:: Records about charts and figures ::

━━━━━━━━━━━━━━━━━━━━

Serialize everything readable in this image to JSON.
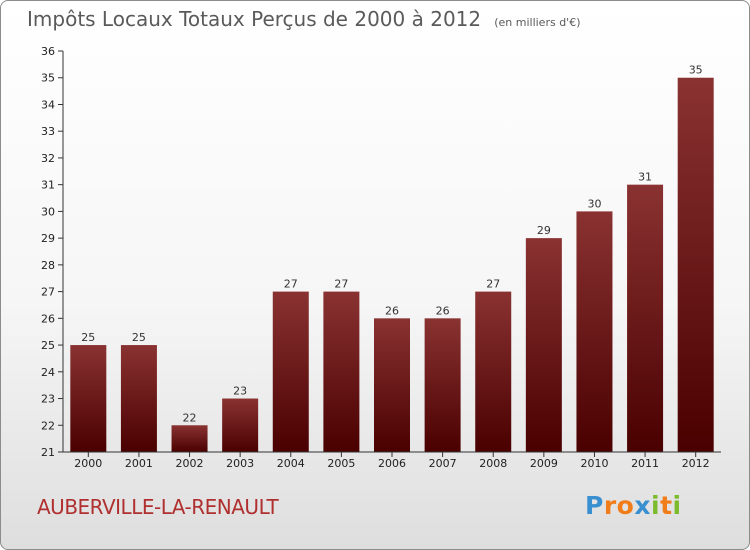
{
  "title": "Impôts Locaux Totaux Perçus de 2000 à 2012",
  "unit": "(en milliers d'€)",
  "commune": "AUBERVILLE-LA-RENAULT",
  "logo": {
    "text": "Proxiti",
    "letters": [
      "P",
      "r",
      "o",
      "x",
      "i",
      "t",
      "i"
    ],
    "colors": [
      "#3a8fd0",
      "#f07d1a",
      "#f07d1a",
      "#3a8fd0",
      "#7cbc2c",
      "#f07d1a",
      "#7cbc2c"
    ]
  },
  "colors": {
    "bar_top": "#8a3232",
    "bar_bottom": "#4a0000",
    "commune_text": "#b03030"
  },
  "chart_data": {
    "type": "bar",
    "categories": [
      "2000",
      "2001",
      "2002",
      "2003",
      "2004",
      "2005",
      "2006",
      "2007",
      "2008",
      "2009",
      "2010",
      "2011",
      "2012"
    ],
    "values": [
      25,
      25,
      22,
      23,
      27,
      27,
      26,
      26,
      27,
      29,
      30,
      31,
      35
    ],
    "ylim": [
      21,
      36
    ],
    "yticks": [
      21,
      22,
      23,
      24,
      25,
      26,
      27,
      28,
      29,
      30,
      31,
      32,
      33,
      34,
      35,
      36
    ],
    "grid": false
  }
}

━━━━━━━━━━━━━━━━━━━━

:: Task to complete ::
Transcribe the entries above verbatim, omitting their pictures.

:: Completed exercise ::
Serialize everything readable in this image to JSON.
{
  "title": "Impôts Locaux Totaux Perçus de 2000 à 2012",
  "unit": "(en milliers d'€)",
  "commune": "AUBERVILLE-LA-RENAULT",
  "logo": {
    "text": "Proxiti",
    "letters": [
      "P",
      "r",
      "o",
      "x",
      "i",
      "t",
      "i"
    ],
    "colors": [
      "#3a8fd0",
      "#f07d1a",
      "#f07d1a",
      "#3a8fd0",
      "#7cbc2c",
      "#f07d1a",
      "#7cbc2c"
    ]
  },
  "colors": {
    "bar_top": "#8a3232",
    "bar_bottom": "#4a0000",
    "commune_text": "#b03030"
  },
  "chart_data": {
    "type": "bar",
    "categories": [
      "2000",
      "2001",
      "2002",
      "2003",
      "2004",
      "2005",
      "2006",
      "2007",
      "2008",
      "2009",
      "2010",
      "2011",
      "2012"
    ],
    "values": [
      25,
      25,
      22,
      23,
      27,
      27,
      26,
      26,
      27,
      29,
      30,
      31,
      35
    ],
    "ylim": [
      21,
      36
    ],
    "yticks": [
      21,
      22,
      23,
      24,
      25,
      26,
      27,
      28,
      29,
      30,
      31,
      32,
      33,
      34,
      35,
      36
    ],
    "grid": false
  }
}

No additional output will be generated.